Data listing
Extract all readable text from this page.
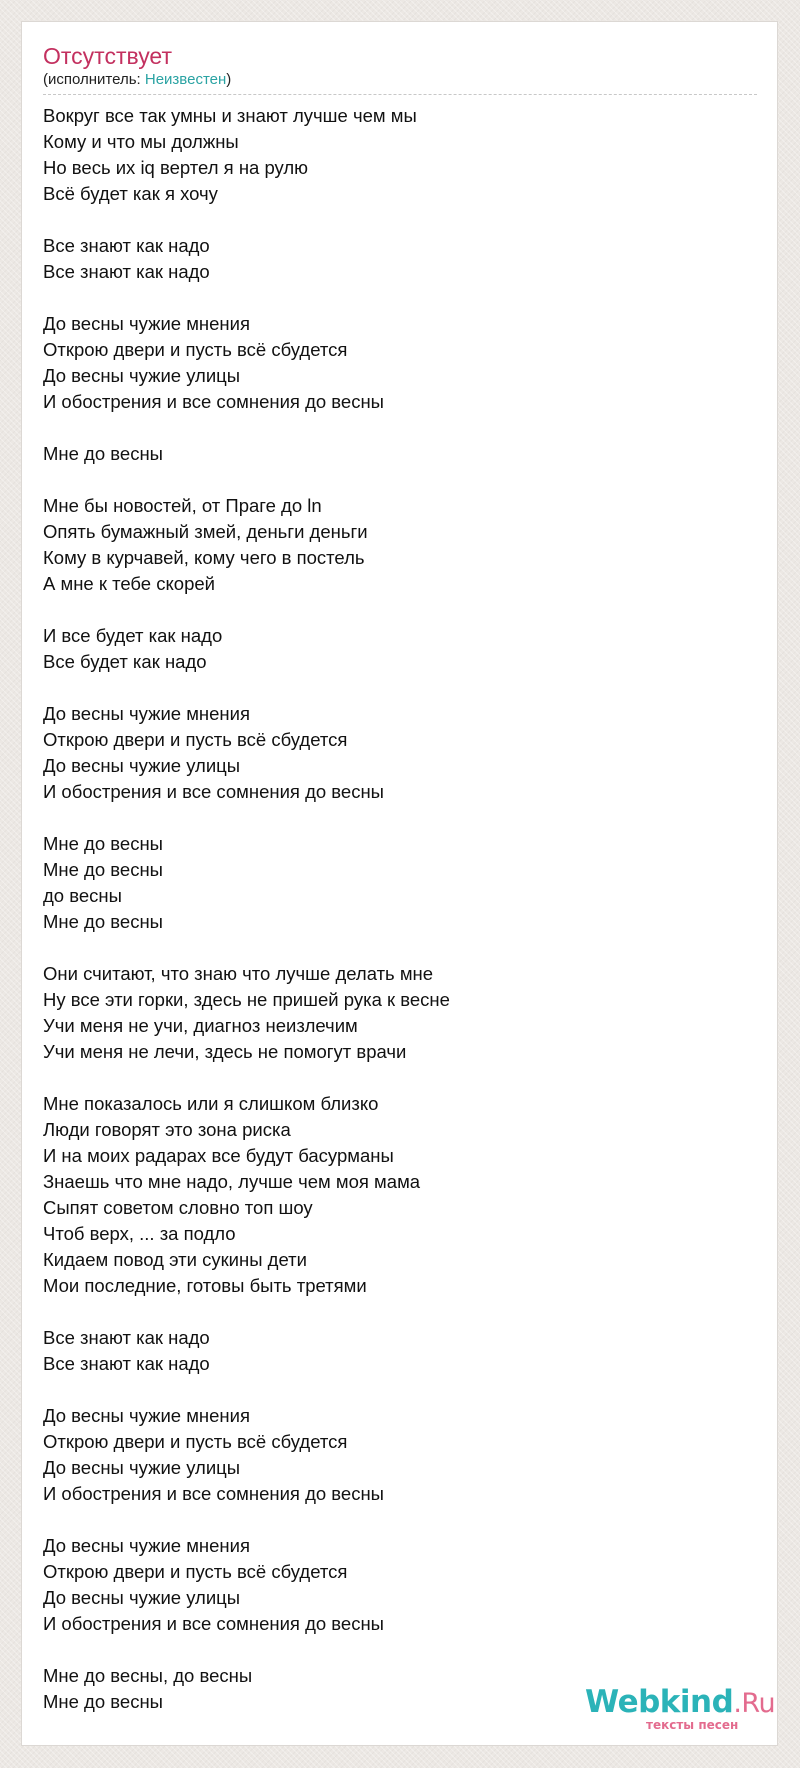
Отсутствует
(исполнитель: Неизвестен)
Вокруг все так умны и знают лучше чем мы
Кому и что мы должны
Но весь их iq вертел я на рулю
Всё будет как я хочу
Все знают как надо
Все знают как надо
До весны чужие мнения
Открою двери и пусть всё сбудется
До весны чужие улицы
И обострения и все сомнения до весны
Мне до весны
Мне бы новостей, от Праге до ln
Опять бумажный змей, деньги деньги
Кому в курчавей, кому чего в постель
А мне к тебе скорей
И все будет как надо
Все будет как надо
До весны чужие мнения
Открою двери и пусть всё сбудется
До весны чужие улицы
И обострения и все сомнения до весны
Мне до весны
Мне до весны
до весны
Мне до весны
Они считают, что знаю что лучше делать мне
Ну все эти горки, здесь не пришей рука к весне
Учи меня не учи, диагноз неизлечим
Учи меня не лечи, здесь не помогут врачи
Мне показалось или я слишком близко
Люди говорят это зона риска
И на моих радарах все будут басурманы
Знаешь что мне надо, лучше чем моя мама
Сыпят советом словно топ шоу
Чтоб верх, ... за подло
Кидаем повод эти сукины дети
Мои последние, готовы быть третями
Все знают как надо
Все знают как надо
До весны чужие мнения
Открою двери и пусть всё сбудется
До весны чужие улицы
И обострения и все сомнения до весны
До весны чужие мнения
Открою двери и пусть всё сбудется
До весны чужие улицы
И обострения и все сомнения до весны
Мне до весны, до весны
Мне до весны	Webkind.Ru
тексты песен
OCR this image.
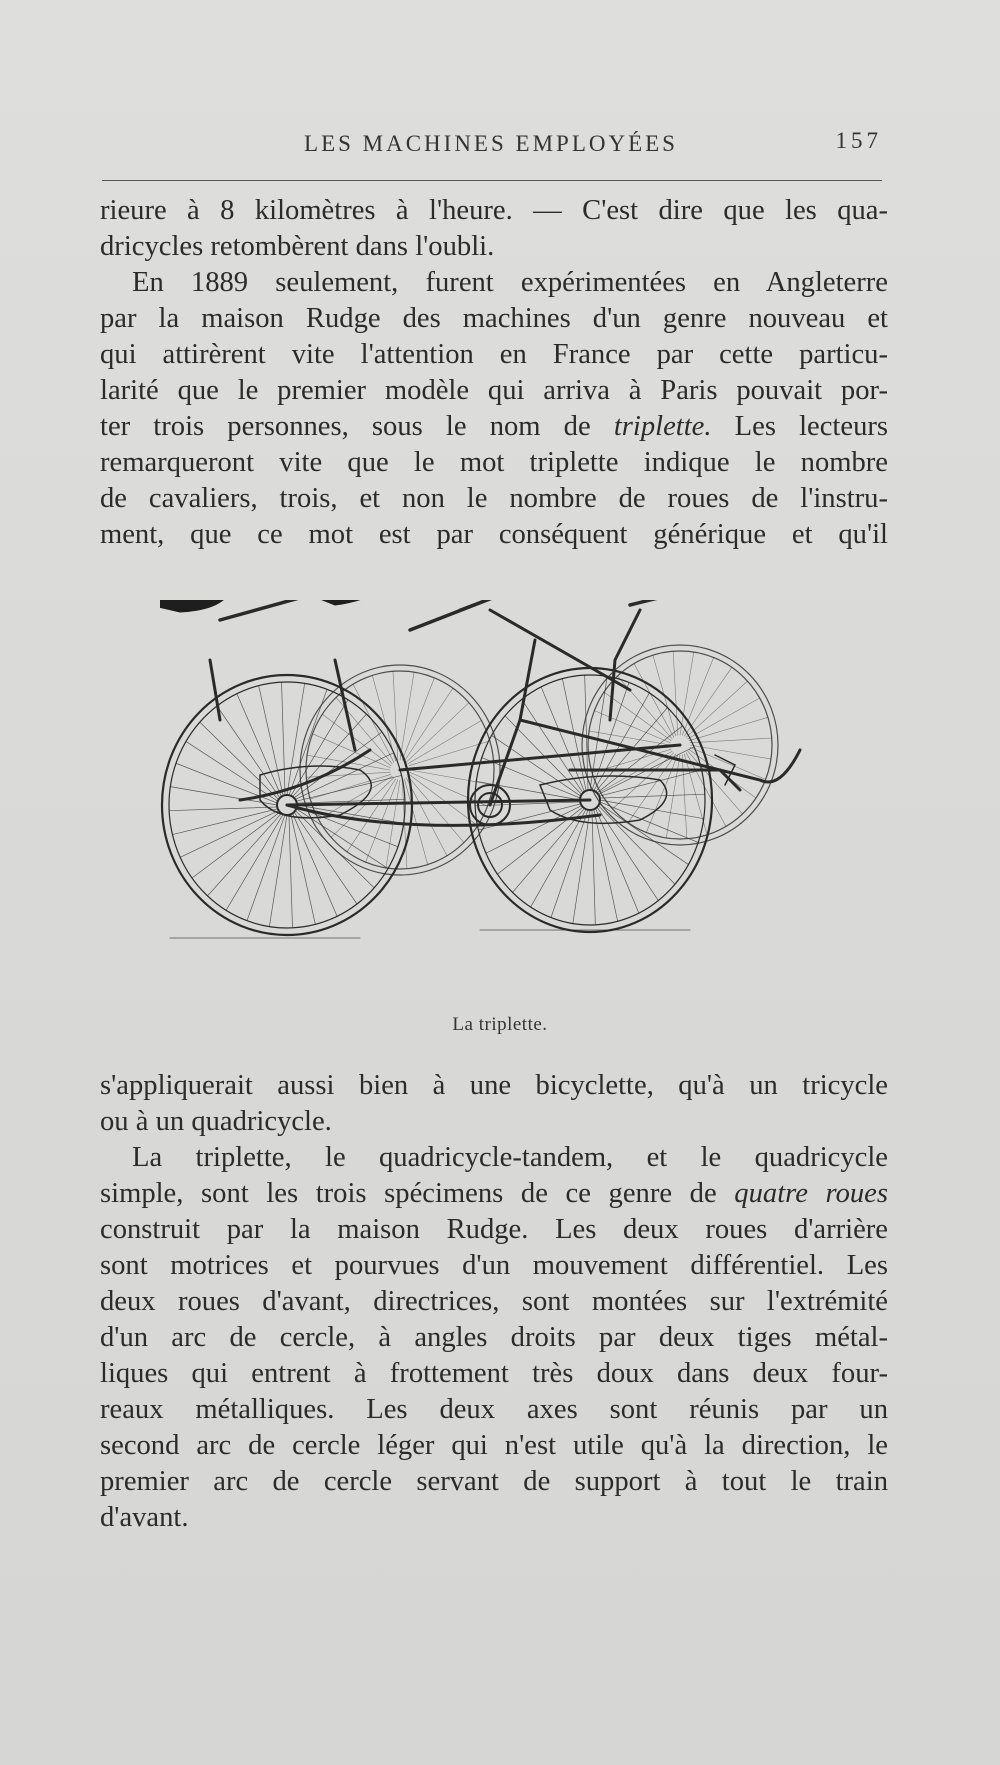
LES MACHINES EMPLOYÉES	157
rieure à 8 kilomètres à l'heure. — C'est dire que les qua-
dricycles retombèrent dans l'oubli.
En 1889 seulement, furent expérimentées en Angleterre
par la maison Rudge des machines d'un genre nouveau et
qui attirèrent vite l'attention en France par cette particu-
larité que le premier modèle qui arriva à Paris pouvait por-
ter trois personnes, sous le nom de triplette. Les lecteurs
remarqueront vite que le mot triplette indique le nombre
de cavaliers, trois, et non le nombre de roues de l'instru-
ment, que ce mot est par conséquent générique et qu'il
La triplette.
s'appliquerait aussi bien à une bicyclette, qu'à un tricycle
ou à un quadricycle.
La triplette, le quadricycle-tandem, et le quadricycle
simple, sont les trois spécimens de ce genre de quatre roues
construit par la maison Rudge. Les deux roues d'arrière
sont motrices et pourvues d'un mouvement différentiel. Les
deux roues d'avant, directrices, sont montées sur l'extrémité
d'un arc de cercle, à angles droits par deux tiges métal-
liques qui entrent à frottement très doux dans deux four-
reaux métalliques. Les deux axes sont réunis par un
second arc de cercle léger qui n'est utile qu'à la direction, le
premier arc de cercle servant de support à tout le train
d'avant.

**Written problem**: Take the listing and print it again exactly, but without any pictures.

**Expected output**:
Extract all readable text from this page.
Отсутствует
(исполнитель: Неизвестен)
Вокруг все так умны и знают лучше чем мы
Кому и что мы должны
Но весь их iq вертел я на рулю
Всё будет как я хочу
Все знают как надо
Все знают как надо
До весны чужие мнения
Открою двери и пусть всё сбудется
До весны чужие улицы
И обострения и все сомнения до весны
Мне до весны
Мне бы новостей, от Праге до ln
Опять бумажный змей, деньги деньги
Кому в курчавей, кому чего в постель
А мне к тебе скорей
И все будет как надо
Все будет как надо
До весны чужие мнения
Открою двери и пусть всё сбудется
До весны чужие улицы
И обострения и все сомнения до весны
Мне до весны
Мне до весны
до весны
Мне до весны
Они считают, что знаю что лучше делать мне
Ну все эти горки, здесь не пришей рука к весне
Учи меня не учи, диагноз неизлечим
Учи меня не лечи, здесь не помогут врачи
Мне показалось или я слишком близко
Люди говорят это зона риска
И на моих радарах все будут басурманы
Знаешь что мне надо, лучше чем моя мама
Сыпят советом словно топ шоу
Чтоб верх, ... за подло
Кидаем повод эти сукины дети
Мои последние, готовы быть третями
Все знают как надо
Все знают как надо
До весны чужие мнения
Открою двери и пусть всё сбудется
До весны чужие улицы
И обострения и все сомнения до весны
До весны чужие мнения
Открою двери и пусть всё сбудется
До весны чужие улицы
И обострения и все сомнения до весны
Мне до весны, до весны
Мне до весны	Webkind.Ru
тексты песен
OCR this image.
LES MACHINES EMPLOYÉES	157
rieure à 8 kilomètres à l'heure. — C'est dire que les qua-
dricycles retombèrent dans l'oubli.
En 1889 seulement, furent expérimentées en Angleterre
par la maison Rudge des machines d'un genre nouveau et
qui attirèrent vite l'attention en France par cette particu-
larité que le premier modèle qui arriva à Paris pouvait por-
ter trois personnes, sous le nom de triplette. Les lecteurs
remarqueront vite que le mot triplette indique le nombre
de cavaliers, trois, et non le nombre de roues de l'instru-
ment, que ce mot est par conséquent générique et qu'il
La triplette.
s'appliquerait aussi bien à une bicyclette, qu'à un tricycle
ou à un quadricycle.
La triplette, le quadricycle-tandem, et le quadricycle
simple, sont les trois spécimens de ce genre de quatre roues
construit par la maison Rudge. Les deux roues d'arrière
sont motrices et pourvues d'un mouvement différentiel. Les
deux roues d'avant, directrices, sont montées sur l'extrémité
d'un arc de cercle, à angles droits par deux tiges métal-
liques qui entrent à frottement très doux dans deux four-
reaux métalliques. Les deux axes sont réunis par un
second arc de cercle léger qui n'est utile qu'à la direction, le
premier arc de cercle servant de support à tout le train
d'avant.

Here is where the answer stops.